(Given passage)

2. Start a browser session using the profile and save changes

After creating the profile, reference it by its name or id when creating a browser. Set save_changes to true to persist any state created during this session back into the profile when the browser is closed.
const kernelBrowser = await kernel.browsers.create({
  profile: {
    name: 'profiles-demo',
    save_changes: true,
  },
});

3. Use the browser, then close it to persist the state

After using a browser with save_changes: true, closing the browser will save cookies and local storage into the profile.
Calling browser.close() does not save the profile state. You must explicitly delete the Kernel browser (or let the browser timeout) to persist the Profile.
console.log('Live view:', kernelBrowser.browser_live_view_url);

// Navigate and create login state...

await kernel.browsers.deleteByID(kernelBrowser.session_id);

4. Start a new session with the saved profile (read-only)

Create another browser using the same profile name. Omitting save_changes leaves the stored profile untouched.
const kernelBrowser2 = await kernel.browsers.create({
  profile: { name: 'profiles-demo' },
});

console.log('Live view:', kernelBrowser2.browser_live_view_url);

Loading a profile into an existing browser

You can load a profile into a browser after it has been created using the update browser endpoint.
// Create a browser without a profile
const kernelBrowser = await kernel.browsers.create();

// Later, load a profile into the browser
await kernel.browsers.update(kernelBrowser.session_id, {
  profile: { name: 'profiles-demo' }
});
You cannot load a profile into a browser that was already created with a profile. The browser must have been created without any profile configuration.

Other ways to use profiles

The API and SDKs support listing, deleting, and downloading profile data as JSON. See the API reference for more details.

Multiple auth connections per profile

A profile can have any number of auth connections, each for a different domain. When you launch a browser with that profile, it is already logged in to every connected domain.

Multi-site workflows

If your agent interacts with multiple sites as part of a single workflow, attach an auth connection for each site to one profile. The browser starts logged in to all of them:
// Create a single profile with auth connections for three sites
const gmailAuth = await kernel.auth.connections.create({
  domain: 'gmail.com',
  profile_name: 'workflow-bot',
});

const slackAuth = await kernel.auth.connections.create({
  domain: 'slack.com',
  profile_name: 'workflow-bot',
});

const crmAuth = await kernel.auth.connections.create({
  domain: 'crm.example.com',
  profile_name: 'workflow-bot',
});

// Authenticate each connection (omitted for brevity)

(End Given passage)
(Information provided)

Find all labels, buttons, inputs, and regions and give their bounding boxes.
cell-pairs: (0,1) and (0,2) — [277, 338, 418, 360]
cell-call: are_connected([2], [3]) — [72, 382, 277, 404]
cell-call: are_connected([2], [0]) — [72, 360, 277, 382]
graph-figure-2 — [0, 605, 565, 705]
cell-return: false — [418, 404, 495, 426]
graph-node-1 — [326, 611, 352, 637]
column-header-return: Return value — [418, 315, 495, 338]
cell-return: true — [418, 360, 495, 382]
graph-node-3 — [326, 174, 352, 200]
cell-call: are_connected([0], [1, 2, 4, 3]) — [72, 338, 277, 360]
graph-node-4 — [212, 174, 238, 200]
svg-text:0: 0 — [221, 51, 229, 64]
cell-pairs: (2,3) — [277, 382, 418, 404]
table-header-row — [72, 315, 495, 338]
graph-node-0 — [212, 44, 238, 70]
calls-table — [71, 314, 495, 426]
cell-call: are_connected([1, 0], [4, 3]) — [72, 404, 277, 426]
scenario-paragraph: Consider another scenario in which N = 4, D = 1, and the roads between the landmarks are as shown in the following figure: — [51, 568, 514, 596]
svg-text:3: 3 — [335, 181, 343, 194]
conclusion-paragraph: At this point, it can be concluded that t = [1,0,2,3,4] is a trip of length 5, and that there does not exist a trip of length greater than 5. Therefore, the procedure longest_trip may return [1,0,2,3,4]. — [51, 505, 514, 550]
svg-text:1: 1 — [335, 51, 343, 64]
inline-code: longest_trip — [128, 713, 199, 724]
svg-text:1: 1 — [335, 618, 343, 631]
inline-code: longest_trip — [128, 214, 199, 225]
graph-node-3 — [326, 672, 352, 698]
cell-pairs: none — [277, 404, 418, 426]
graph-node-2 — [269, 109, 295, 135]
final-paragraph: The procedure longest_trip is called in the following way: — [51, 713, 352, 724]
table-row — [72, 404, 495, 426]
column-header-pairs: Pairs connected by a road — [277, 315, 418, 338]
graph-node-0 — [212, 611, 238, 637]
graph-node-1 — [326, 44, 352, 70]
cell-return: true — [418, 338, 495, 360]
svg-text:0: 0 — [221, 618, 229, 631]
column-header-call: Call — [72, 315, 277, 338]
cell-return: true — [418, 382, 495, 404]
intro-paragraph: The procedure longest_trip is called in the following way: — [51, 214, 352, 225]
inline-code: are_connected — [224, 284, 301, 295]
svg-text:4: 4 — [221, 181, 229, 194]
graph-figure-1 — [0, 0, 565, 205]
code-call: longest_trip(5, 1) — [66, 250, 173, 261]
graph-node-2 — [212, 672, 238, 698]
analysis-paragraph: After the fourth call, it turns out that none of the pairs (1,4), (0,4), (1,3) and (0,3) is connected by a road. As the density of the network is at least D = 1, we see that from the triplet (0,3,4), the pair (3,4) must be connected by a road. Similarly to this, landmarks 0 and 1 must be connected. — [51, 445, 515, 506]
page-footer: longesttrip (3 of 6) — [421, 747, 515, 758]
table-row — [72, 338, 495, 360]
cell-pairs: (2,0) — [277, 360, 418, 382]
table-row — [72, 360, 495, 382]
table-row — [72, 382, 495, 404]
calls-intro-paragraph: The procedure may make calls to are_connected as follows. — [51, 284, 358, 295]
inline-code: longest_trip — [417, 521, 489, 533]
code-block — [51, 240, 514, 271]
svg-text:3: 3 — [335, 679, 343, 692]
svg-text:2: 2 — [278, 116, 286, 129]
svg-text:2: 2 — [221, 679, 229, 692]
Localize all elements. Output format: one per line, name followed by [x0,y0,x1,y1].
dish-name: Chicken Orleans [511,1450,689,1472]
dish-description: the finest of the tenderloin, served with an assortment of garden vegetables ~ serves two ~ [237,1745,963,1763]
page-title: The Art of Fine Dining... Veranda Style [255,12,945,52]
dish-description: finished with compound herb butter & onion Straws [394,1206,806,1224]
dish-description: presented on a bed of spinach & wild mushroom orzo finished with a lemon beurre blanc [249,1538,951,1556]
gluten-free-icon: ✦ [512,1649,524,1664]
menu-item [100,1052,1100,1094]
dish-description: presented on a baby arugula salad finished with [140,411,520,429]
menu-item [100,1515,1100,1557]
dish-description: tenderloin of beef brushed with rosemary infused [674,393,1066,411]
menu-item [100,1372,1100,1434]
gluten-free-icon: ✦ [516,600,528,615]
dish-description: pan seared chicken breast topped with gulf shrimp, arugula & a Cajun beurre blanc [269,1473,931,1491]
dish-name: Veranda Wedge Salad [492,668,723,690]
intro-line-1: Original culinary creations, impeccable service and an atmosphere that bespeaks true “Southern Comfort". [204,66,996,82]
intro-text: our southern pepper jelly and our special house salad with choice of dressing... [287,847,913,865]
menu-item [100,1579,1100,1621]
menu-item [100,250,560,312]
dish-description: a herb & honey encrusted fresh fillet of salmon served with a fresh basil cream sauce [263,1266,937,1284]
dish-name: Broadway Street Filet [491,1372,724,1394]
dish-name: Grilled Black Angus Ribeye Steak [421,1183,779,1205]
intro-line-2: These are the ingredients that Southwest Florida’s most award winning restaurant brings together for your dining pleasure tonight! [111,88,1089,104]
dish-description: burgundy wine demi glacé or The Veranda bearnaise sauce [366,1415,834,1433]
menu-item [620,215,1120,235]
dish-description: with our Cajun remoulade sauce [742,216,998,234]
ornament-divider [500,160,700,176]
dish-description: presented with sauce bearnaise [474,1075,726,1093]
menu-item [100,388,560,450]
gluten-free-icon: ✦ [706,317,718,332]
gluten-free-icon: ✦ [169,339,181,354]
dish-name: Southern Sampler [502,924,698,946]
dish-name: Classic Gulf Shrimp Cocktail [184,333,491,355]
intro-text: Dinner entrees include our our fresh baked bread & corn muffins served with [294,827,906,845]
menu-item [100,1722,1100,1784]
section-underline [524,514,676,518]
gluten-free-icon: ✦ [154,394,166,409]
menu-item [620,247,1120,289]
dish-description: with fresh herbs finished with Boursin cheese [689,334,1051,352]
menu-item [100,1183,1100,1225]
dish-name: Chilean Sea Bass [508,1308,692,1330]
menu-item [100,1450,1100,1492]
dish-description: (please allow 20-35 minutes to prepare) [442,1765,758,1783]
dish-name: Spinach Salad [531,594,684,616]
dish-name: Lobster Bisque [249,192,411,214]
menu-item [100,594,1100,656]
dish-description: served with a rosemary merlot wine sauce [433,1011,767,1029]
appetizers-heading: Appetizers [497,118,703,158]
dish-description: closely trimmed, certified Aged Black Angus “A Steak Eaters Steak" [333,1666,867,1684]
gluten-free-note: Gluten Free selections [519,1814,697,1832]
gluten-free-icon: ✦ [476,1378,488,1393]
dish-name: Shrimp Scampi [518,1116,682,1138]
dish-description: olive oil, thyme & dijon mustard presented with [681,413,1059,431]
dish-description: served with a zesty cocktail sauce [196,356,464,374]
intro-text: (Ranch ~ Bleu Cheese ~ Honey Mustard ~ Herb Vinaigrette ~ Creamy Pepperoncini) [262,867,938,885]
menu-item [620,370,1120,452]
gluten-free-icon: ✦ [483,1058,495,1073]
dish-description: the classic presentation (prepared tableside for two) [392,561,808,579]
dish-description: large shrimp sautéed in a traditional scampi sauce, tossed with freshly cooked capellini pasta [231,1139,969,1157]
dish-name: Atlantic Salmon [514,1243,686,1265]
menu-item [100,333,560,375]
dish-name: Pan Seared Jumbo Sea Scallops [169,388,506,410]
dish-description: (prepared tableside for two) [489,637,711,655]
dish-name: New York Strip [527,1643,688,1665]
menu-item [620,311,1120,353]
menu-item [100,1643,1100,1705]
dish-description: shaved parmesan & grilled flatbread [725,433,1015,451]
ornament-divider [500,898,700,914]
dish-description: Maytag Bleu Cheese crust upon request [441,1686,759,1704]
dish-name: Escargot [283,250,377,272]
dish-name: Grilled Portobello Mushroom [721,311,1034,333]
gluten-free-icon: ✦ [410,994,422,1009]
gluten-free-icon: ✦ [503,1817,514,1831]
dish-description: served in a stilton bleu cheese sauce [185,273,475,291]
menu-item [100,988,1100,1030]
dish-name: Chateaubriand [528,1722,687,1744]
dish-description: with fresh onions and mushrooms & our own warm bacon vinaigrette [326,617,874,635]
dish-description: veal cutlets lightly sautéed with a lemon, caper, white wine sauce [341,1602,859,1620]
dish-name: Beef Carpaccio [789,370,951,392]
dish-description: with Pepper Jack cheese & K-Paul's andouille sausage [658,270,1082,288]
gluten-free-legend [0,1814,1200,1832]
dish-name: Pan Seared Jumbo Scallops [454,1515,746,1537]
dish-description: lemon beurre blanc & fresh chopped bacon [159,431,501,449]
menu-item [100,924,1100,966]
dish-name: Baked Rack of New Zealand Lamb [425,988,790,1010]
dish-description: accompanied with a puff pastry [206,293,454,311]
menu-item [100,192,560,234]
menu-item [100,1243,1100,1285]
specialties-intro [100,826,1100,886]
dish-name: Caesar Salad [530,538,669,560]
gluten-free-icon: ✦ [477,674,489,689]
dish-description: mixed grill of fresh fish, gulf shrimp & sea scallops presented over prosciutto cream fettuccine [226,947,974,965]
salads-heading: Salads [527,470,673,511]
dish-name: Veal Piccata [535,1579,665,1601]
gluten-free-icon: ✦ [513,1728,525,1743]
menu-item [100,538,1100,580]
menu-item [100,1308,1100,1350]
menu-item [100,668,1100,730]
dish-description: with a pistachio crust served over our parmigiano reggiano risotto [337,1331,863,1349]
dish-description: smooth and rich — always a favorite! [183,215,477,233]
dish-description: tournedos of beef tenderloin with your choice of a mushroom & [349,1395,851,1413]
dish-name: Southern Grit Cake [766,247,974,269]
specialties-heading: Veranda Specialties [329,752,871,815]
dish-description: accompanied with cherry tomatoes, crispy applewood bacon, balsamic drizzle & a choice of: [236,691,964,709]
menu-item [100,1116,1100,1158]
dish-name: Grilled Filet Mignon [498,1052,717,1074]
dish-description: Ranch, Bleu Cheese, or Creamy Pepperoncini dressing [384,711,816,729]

(End Information provided)

* [Problems to work on]:
1. From the browser profiles guide, please repeat the portion between "Calling browser.close() does" and "stored profile untouched.", inclusive.
2. In the browser profiles guide, what happens to the stored profile when save_changes is omitted while creating another browser with the same profile name?
3. Summarize the browser profiles guide in two sentences.

* [Activity answers]:
1.
Calling browser.close() does not save the profile state. You must explicitly delete the Kernel browser (or let the browser timeout) to persist the Profile.
console.log('Live view:', kernelBrowser.browser_live_view_url);

// Navigate and create login state...

await kernel.browsers.deleteByID(kernelBrowser.session_id);

4. Start a new session with the saved profile (read-only)

Create another browser using the same profile name. Omitting save_changes leaves the stored profile untouched.

2. The stored profile is left untouched.

3. A browser session can be started with a profile and save_changes set to true, so that cookies and local storage are saved into the profile once the Kernel browser is deleted or times out, while a later session that omits save_changes leaves the stored profile untouched. A profile can also be loaded into a browser created without one, and a single profile can hold auth connections for several domains, so the browser starts logged in to all of them.